> [Task statement]: Give the count of lines that include the string "name". Add nothing to it.

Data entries

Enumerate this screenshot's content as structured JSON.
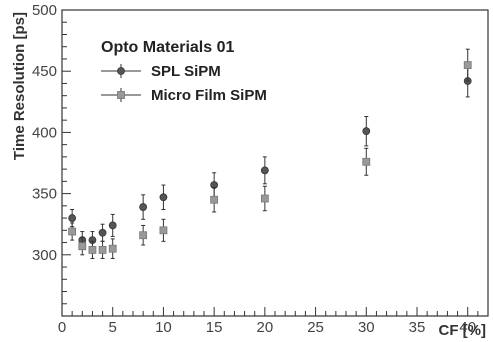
{
  "chart_data": {
    "type": "scatter",
    "title": "",
    "xlabel": "CF [%]",
    "ylabel": "Time Resolution [ps]",
    "xlim": [
      0,
      42
    ],
    "ylim": [
      250,
      500
    ],
    "x_ticks": [
      0,
      5,
      10,
      15,
      20,
      25,
      30,
      35,
      40
    ],
    "y_ticks": [
      300,
      350,
      400,
      450,
      500
    ],
    "grid": false,
    "legend": {
      "title": "Opto Materials 01",
      "placement": "top-left"
    },
    "series": [
      {
        "name": "SPL SiPM",
        "marker": "circle",
        "color": "#555555",
        "points": [
          {
            "x": 1,
            "y": 330,
            "err": 7
          },
          {
            "x": 2,
            "y": 312,
            "err": 7
          },
          {
            "x": 3,
            "y": 312,
            "err": 7
          },
          {
            "x": 4,
            "y": 318,
            "err": 7
          },
          {
            "x": 5,
            "y": 324,
            "err": 9
          },
          {
            "x": 8,
            "y": 339,
            "err": 10
          },
          {
            "x": 10,
            "y": 347,
            "err": 10
          },
          {
            "x": 15,
            "y": 357,
            "err": 10
          },
          {
            "x": 20,
            "y": 369,
            "err": 11
          },
          {
            "x": 30,
            "y": 401,
            "err": 12
          },
          {
            "x": 40,
            "y": 442,
            "err": 13
          }
        ]
      },
      {
        "name": "Micro Film SiPM",
        "marker": "square",
        "color": "#999999",
        "points": [
          {
            "x": 1,
            "y": 319,
            "err": 7
          },
          {
            "x": 2,
            "y": 307,
            "err": 7
          },
          {
            "x": 3,
            "y": 304,
            "err": 7
          },
          {
            "x": 4,
            "y": 304,
            "err": 7
          },
          {
            "x": 5,
            "y": 305,
            "err": 8
          },
          {
            "x": 8,
            "y": 316,
            "err": 8
          },
          {
            "x": 10,
            "y": 320,
            "err": 9
          },
          {
            "x": 15,
            "y": 345,
            "err": 10
          },
          {
            "x": 20,
            "y": 346,
            "err": 10
          },
          {
            "x": 30,
            "y": 376,
            "err": 11
          },
          {
            "x": 40,
            "y": 455,
            "err": 13
          }
        ]
      }
    ]
  }
}
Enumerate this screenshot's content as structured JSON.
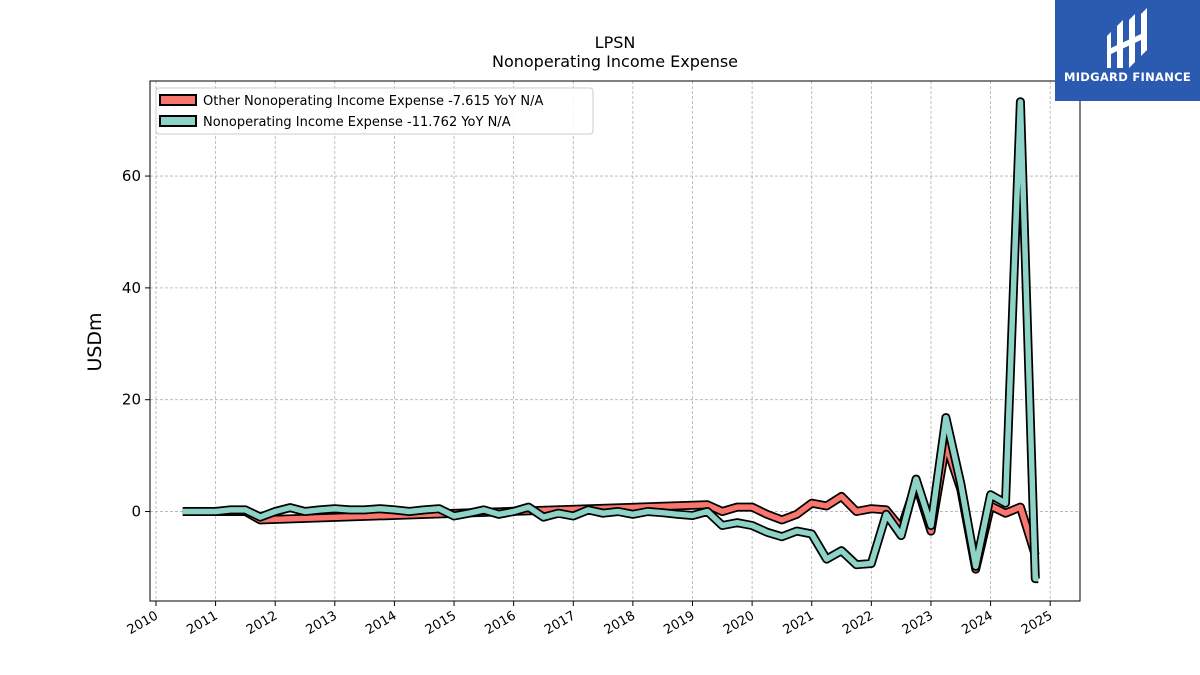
{
  "brand": {
    "name": "MIDGARD FINANCE",
    "bg_color": "#2b5bb0"
  },
  "chart_data": {
    "type": "line",
    "title": "LPSN",
    "subtitle": "Nonoperating Income Expense",
    "ylabel": "USDm",
    "xlabel": "",
    "xlim": [
      2009.9,
      2025.5
    ],
    "ylim": [
      -16,
      77
    ],
    "xticks": [
      "2010",
      "2011",
      "2012",
      "2013",
      "2014",
      "2015",
      "2016",
      "2017",
      "2018",
      "2019",
      "2020",
      "2021",
      "2022",
      "2023",
      "2024",
      "2025"
    ],
    "yticks": [
      "0",
      "20",
      "40",
      "60"
    ],
    "grid": true,
    "legend_position": "upper-left",
    "series": [
      {
        "name": "Other Nonoperating Income Expense",
        "legend_label": "Other Nonoperating Income Expense  -7.615 YoY N/A",
        "color": "#f8766d",
        "points": [
          [
            2010.45,
            0.0
          ],
          [
            2010.7,
            0.0
          ],
          [
            2011.0,
            0.0
          ],
          [
            2011.25,
            0.0
          ],
          [
            2011.5,
            0.0
          ],
          [
            2011.75,
            -1.5
          ],
          [
            2019.25,
            1.2
          ],
          [
            2019.5,
            0.0
          ],
          [
            2019.75,
            0.8
          ],
          [
            2020.0,
            0.8
          ],
          [
            2020.25,
            -0.5
          ],
          [
            2020.5,
            -1.5
          ],
          [
            2020.75,
            -0.5
          ],
          [
            2021.0,
            1.5
          ],
          [
            2021.25,
            1.0
          ],
          [
            2021.5,
            2.7
          ],
          [
            2021.75,
            0.0
          ],
          [
            2022.0,
            0.5
          ],
          [
            2022.25,
            0.3
          ],
          [
            2022.5,
            -3.0
          ],
          [
            2022.75,
            5.0
          ],
          [
            2023.0,
            -3.5
          ],
          [
            2023.25,
            12.0
          ],
          [
            2023.5,
            4.0
          ],
          [
            2023.75,
            -10.3
          ],
          [
            2024.0,
            1.0
          ],
          [
            2024.25,
            -0.3
          ],
          [
            2024.5,
            0.8
          ],
          [
            2024.75,
            -7.8
          ]
        ]
      },
      {
        "name": "Nonoperating Income Expense",
        "legend_label": "Nonoperating Income Expense  -11.762 YoY N/A",
        "color": "#8dd3c7",
        "points": [
          [
            2010.45,
            0.0
          ],
          [
            2010.7,
            0.0
          ],
          [
            2011.0,
            0.0
          ],
          [
            2011.25,
            0.3
          ],
          [
            2011.5,
            0.3
          ],
          [
            2011.75,
            -1.0
          ],
          [
            2012.0,
            0.0
          ],
          [
            2012.25,
            0.7
          ],
          [
            2012.5,
            0.0
          ],
          [
            2012.75,
            0.3
          ],
          [
            2013.0,
            0.5
          ],
          [
            2013.25,
            0.3
          ],
          [
            2013.5,
            0.3
          ],
          [
            2013.75,
            0.5
          ],
          [
            2014.0,
            0.3
          ],
          [
            2014.25,
            0.0
          ],
          [
            2014.5,
            0.3
          ],
          [
            2014.75,
            0.5
          ],
          [
            2015.0,
            -0.8
          ],
          [
            2015.25,
            -0.3
          ],
          [
            2015.5,
            0.3
          ],
          [
            2015.75,
            -0.5
          ],
          [
            2016.0,
            0.0
          ],
          [
            2016.25,
            0.8
          ],
          [
            2016.5,
            -1.0
          ],
          [
            2016.75,
            -0.3
          ],
          [
            2017.0,
            -0.8
          ],
          [
            2017.25,
            0.3
          ],
          [
            2017.5,
            -0.3
          ],
          [
            2017.75,
            0.0
          ],
          [
            2018.0,
            -0.5
          ],
          [
            2018.25,
            0.0
          ],
          [
            2018.5,
            -0.2
          ],
          [
            2018.75,
            -0.5
          ],
          [
            2019.0,
            -0.7
          ],
          [
            2019.25,
            0.0
          ],
          [
            2019.5,
            -2.5
          ],
          [
            2019.75,
            -2.0
          ],
          [
            2020.0,
            -2.5
          ],
          [
            2020.25,
            -3.7
          ],
          [
            2020.5,
            -4.5
          ],
          [
            2020.75,
            -3.5
          ],
          [
            2021.0,
            -4.0
          ],
          [
            2021.25,
            -8.5
          ],
          [
            2021.5,
            -7.0
          ],
          [
            2021.75,
            -9.5
          ],
          [
            2022.0,
            -9.3
          ],
          [
            2022.25,
            -0.5
          ],
          [
            2022.5,
            -4.3
          ],
          [
            2022.75,
            5.8
          ],
          [
            2023.0,
            -2.5
          ],
          [
            2023.25,
            16.8
          ],
          [
            2023.5,
            5.0
          ],
          [
            2023.75,
            -9.8
          ],
          [
            2024.0,
            3.0
          ],
          [
            2024.25,
            1.5
          ],
          [
            2024.5,
            73.3
          ],
          [
            2024.75,
            -12.0
          ],
          [
            2024.8,
            -12.0
          ]
        ]
      }
    ]
  }
}
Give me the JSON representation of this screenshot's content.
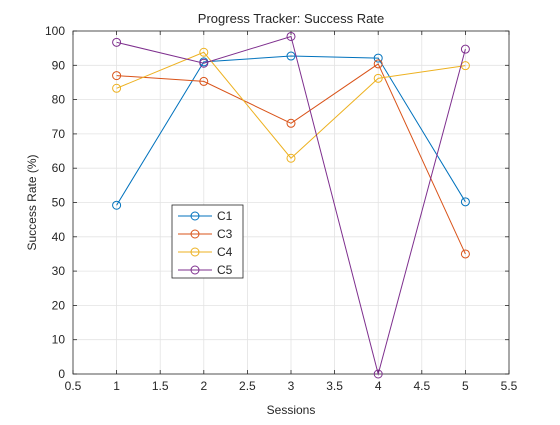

> [Task answer]: 5